== Exercise requirements ==
Pull every line containing "stuck" from the entries.

== Data records ==

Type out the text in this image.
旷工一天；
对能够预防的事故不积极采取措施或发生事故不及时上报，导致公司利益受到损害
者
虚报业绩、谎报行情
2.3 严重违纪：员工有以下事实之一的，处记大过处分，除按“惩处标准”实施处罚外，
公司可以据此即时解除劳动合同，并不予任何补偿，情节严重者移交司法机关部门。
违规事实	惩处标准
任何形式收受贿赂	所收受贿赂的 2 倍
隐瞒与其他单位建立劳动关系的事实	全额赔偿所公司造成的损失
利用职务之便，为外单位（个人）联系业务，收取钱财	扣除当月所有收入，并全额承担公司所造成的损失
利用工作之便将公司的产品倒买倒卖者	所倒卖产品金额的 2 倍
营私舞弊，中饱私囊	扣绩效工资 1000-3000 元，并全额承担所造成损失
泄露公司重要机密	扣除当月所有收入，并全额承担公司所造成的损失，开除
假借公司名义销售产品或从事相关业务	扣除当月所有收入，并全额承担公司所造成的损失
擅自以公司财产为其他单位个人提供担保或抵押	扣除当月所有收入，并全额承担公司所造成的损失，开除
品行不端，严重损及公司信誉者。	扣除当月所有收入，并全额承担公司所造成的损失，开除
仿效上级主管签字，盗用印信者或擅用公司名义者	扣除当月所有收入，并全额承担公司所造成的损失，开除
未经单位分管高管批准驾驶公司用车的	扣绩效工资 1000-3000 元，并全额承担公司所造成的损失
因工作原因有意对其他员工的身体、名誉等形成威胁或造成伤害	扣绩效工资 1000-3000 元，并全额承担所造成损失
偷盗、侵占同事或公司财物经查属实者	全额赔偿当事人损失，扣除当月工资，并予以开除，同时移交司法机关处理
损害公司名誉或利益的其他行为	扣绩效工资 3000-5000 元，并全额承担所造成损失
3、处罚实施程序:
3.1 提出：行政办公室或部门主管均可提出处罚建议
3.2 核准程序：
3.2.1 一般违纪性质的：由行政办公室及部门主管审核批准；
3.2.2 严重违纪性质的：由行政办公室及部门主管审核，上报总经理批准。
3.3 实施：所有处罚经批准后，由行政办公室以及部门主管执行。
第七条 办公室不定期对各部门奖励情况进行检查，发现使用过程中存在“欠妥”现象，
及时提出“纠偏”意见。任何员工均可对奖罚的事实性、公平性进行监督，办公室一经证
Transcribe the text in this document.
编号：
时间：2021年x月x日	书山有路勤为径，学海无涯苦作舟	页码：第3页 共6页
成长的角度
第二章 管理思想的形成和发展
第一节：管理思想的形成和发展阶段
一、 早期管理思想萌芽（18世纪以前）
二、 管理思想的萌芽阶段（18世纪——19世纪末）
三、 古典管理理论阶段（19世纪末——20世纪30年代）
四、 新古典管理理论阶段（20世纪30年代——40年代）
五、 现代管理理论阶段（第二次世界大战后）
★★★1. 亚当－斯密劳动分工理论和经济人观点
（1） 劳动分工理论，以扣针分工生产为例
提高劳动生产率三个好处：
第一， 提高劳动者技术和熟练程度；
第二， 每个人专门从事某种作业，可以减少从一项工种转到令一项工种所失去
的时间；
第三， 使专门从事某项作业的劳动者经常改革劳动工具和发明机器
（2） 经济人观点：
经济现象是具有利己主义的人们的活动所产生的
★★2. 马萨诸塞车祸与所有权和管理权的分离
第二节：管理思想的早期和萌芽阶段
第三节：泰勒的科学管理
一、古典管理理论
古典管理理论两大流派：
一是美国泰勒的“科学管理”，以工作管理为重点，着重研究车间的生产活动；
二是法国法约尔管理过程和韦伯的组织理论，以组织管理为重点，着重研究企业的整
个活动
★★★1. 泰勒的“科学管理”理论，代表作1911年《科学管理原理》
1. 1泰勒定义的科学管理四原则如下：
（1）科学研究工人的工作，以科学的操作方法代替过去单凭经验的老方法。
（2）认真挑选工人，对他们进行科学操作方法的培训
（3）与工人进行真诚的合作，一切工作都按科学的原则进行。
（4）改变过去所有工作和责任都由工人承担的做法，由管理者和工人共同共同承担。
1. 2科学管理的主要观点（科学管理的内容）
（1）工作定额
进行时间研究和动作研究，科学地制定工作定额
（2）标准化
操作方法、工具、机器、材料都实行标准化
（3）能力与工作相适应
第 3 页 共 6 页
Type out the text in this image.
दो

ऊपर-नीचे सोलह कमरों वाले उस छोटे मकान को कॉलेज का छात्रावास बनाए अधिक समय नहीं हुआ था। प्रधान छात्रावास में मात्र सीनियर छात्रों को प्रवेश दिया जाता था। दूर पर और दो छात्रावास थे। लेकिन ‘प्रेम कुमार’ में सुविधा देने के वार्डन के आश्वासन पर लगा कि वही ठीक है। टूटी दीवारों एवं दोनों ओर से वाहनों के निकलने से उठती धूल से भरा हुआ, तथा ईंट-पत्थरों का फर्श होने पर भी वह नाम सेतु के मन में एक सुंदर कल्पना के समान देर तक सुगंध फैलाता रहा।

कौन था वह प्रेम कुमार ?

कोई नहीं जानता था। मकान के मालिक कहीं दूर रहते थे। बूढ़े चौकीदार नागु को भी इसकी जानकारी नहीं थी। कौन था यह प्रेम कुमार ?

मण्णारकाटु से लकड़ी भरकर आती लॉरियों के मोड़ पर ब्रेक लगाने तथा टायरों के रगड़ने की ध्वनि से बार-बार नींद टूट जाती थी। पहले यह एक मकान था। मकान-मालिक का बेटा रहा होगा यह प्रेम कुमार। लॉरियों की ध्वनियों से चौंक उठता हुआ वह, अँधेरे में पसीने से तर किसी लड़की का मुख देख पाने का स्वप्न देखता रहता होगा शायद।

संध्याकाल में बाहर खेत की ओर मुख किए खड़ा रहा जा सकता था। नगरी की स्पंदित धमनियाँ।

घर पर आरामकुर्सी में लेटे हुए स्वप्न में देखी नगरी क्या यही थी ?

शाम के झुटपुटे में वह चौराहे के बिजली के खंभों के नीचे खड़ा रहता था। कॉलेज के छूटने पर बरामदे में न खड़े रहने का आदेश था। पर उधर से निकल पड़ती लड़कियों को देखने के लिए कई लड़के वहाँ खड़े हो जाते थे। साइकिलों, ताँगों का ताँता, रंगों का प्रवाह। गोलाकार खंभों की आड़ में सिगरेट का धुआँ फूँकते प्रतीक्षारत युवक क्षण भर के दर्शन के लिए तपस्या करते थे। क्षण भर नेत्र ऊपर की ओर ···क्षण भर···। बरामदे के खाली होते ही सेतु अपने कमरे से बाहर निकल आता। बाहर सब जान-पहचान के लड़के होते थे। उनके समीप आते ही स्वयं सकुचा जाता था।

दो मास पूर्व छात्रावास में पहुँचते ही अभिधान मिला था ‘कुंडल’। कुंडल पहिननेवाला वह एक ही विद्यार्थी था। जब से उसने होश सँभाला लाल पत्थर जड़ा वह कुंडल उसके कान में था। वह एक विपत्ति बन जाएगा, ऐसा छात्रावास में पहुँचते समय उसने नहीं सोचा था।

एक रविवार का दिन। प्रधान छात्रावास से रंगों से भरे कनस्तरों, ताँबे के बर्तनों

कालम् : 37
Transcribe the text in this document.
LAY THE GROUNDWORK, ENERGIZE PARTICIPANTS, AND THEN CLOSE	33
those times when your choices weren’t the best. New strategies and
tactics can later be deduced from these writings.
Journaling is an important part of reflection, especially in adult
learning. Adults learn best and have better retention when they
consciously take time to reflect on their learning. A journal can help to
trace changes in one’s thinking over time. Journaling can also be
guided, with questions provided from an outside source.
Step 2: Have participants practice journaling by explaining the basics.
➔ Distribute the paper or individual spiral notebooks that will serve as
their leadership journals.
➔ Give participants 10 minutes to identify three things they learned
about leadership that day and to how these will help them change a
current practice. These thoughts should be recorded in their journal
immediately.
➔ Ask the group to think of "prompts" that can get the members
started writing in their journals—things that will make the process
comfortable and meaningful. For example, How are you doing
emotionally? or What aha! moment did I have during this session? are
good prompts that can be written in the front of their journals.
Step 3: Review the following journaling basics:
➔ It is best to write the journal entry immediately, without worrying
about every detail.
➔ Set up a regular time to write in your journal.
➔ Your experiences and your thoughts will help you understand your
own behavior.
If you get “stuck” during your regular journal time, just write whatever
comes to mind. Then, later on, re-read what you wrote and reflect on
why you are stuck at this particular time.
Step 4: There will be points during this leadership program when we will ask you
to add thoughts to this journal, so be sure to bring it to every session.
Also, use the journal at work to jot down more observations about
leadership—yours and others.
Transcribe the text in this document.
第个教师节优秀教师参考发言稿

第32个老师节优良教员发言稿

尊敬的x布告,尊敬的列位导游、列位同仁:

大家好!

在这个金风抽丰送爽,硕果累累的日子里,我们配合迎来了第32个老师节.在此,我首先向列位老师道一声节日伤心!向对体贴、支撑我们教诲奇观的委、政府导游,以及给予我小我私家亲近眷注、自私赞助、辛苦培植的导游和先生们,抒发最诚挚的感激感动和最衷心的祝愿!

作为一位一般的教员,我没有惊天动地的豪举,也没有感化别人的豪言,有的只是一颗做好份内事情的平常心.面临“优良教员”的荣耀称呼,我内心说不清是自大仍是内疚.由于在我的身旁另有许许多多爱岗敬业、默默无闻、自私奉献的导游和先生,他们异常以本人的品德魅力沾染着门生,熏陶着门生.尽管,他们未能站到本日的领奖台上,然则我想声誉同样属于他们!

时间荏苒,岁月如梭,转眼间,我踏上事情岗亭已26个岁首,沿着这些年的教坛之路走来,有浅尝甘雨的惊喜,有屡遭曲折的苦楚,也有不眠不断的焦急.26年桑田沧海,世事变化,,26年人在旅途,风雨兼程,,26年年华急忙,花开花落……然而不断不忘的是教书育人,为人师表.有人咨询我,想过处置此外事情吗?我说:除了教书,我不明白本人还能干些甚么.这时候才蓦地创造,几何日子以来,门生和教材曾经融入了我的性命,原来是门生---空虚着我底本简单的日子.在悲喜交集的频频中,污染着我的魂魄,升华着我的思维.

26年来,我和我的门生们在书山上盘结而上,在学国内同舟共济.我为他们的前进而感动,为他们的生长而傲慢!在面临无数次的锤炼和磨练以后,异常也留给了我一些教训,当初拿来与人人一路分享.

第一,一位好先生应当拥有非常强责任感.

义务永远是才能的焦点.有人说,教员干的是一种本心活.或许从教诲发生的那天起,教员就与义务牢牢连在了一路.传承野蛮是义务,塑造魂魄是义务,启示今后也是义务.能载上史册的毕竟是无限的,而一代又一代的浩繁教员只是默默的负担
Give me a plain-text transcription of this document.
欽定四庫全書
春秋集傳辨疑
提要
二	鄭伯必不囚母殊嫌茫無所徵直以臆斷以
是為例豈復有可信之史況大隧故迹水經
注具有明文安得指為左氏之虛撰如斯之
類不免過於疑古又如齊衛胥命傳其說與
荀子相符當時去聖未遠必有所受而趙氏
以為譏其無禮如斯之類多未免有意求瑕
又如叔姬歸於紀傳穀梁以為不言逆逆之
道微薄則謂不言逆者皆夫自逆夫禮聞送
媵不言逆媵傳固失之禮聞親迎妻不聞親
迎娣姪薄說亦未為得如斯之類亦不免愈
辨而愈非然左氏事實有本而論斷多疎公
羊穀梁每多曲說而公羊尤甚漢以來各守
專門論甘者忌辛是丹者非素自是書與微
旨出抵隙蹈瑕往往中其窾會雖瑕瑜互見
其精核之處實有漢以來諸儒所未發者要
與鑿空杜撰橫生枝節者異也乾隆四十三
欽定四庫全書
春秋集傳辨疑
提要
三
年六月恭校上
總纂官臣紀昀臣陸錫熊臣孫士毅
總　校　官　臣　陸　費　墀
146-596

== Full solution ==
If you get “stuck” during your regular journal time, just write whatever
why you are stuck at this particular time.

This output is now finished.